▼
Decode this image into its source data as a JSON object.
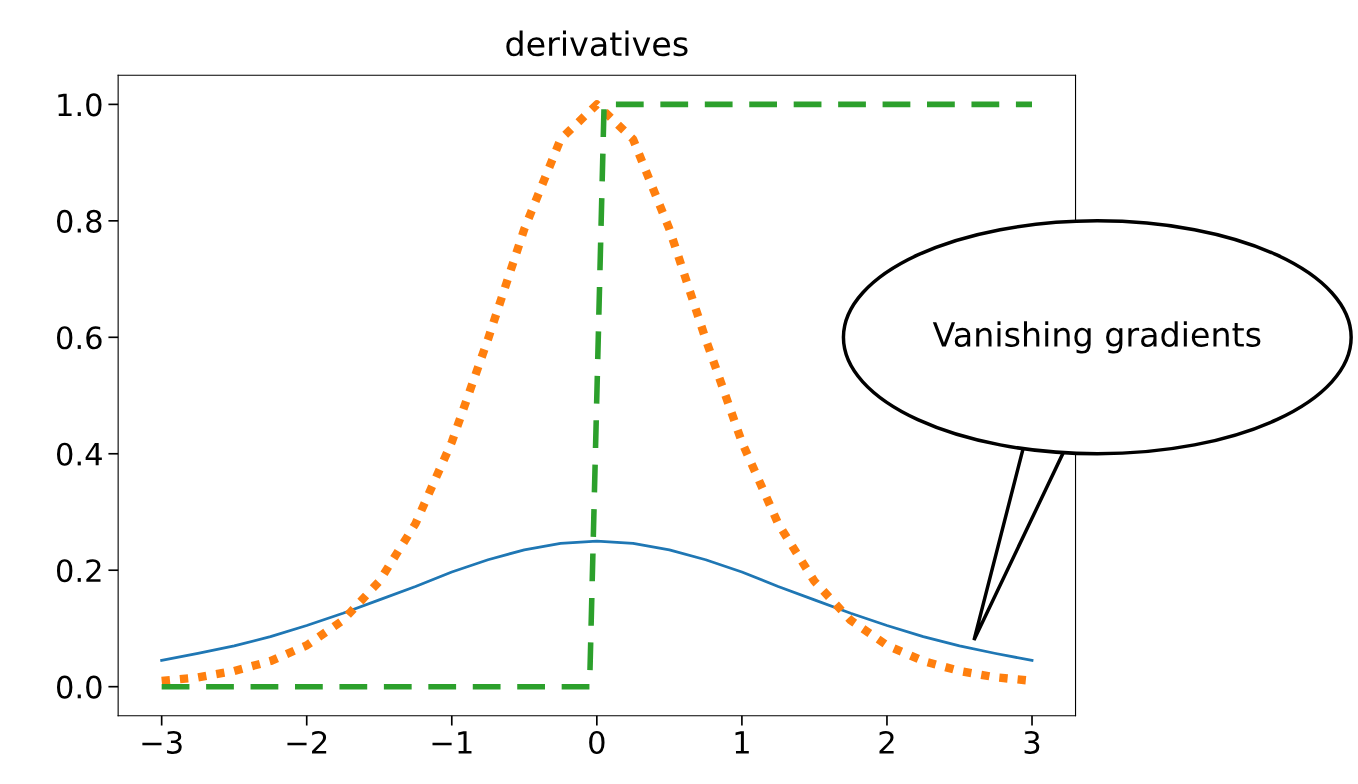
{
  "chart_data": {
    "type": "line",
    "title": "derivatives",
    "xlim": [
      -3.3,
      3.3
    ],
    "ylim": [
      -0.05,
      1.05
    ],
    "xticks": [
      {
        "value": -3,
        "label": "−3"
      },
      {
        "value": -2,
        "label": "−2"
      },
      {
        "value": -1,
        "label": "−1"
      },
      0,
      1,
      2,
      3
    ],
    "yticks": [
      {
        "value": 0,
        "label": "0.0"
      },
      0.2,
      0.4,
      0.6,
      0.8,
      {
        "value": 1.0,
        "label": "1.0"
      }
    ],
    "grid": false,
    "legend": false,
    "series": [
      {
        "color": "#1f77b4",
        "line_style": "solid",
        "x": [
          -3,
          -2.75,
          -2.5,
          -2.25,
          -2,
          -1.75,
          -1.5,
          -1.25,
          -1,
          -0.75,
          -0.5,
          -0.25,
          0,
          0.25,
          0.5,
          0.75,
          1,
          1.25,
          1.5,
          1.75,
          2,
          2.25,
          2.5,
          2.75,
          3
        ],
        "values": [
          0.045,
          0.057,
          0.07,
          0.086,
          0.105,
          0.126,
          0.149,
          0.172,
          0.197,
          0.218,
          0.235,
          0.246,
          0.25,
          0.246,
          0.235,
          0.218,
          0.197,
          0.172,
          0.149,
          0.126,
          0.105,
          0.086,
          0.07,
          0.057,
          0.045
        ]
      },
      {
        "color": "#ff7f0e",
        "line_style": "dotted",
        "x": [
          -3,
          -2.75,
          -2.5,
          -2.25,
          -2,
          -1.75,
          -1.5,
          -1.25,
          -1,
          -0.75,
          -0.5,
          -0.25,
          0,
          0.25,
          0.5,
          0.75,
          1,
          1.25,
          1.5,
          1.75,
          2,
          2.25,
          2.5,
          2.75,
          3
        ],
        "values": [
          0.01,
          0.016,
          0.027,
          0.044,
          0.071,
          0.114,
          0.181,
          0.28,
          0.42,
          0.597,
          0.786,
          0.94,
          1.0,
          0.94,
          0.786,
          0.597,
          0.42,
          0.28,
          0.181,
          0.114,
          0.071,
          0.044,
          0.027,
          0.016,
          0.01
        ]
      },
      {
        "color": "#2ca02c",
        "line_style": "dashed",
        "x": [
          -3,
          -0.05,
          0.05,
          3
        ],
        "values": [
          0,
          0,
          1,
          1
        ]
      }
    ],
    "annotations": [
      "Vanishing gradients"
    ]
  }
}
▲
### WHAT IS REQUIRED
Scan the listing above and copy all lines containing the word "label".

### FULL SOLUTION
        "label": "−3"
        "label": "−2"
        "label": "−1"
        "label": "0.0"
        "label": "1.0"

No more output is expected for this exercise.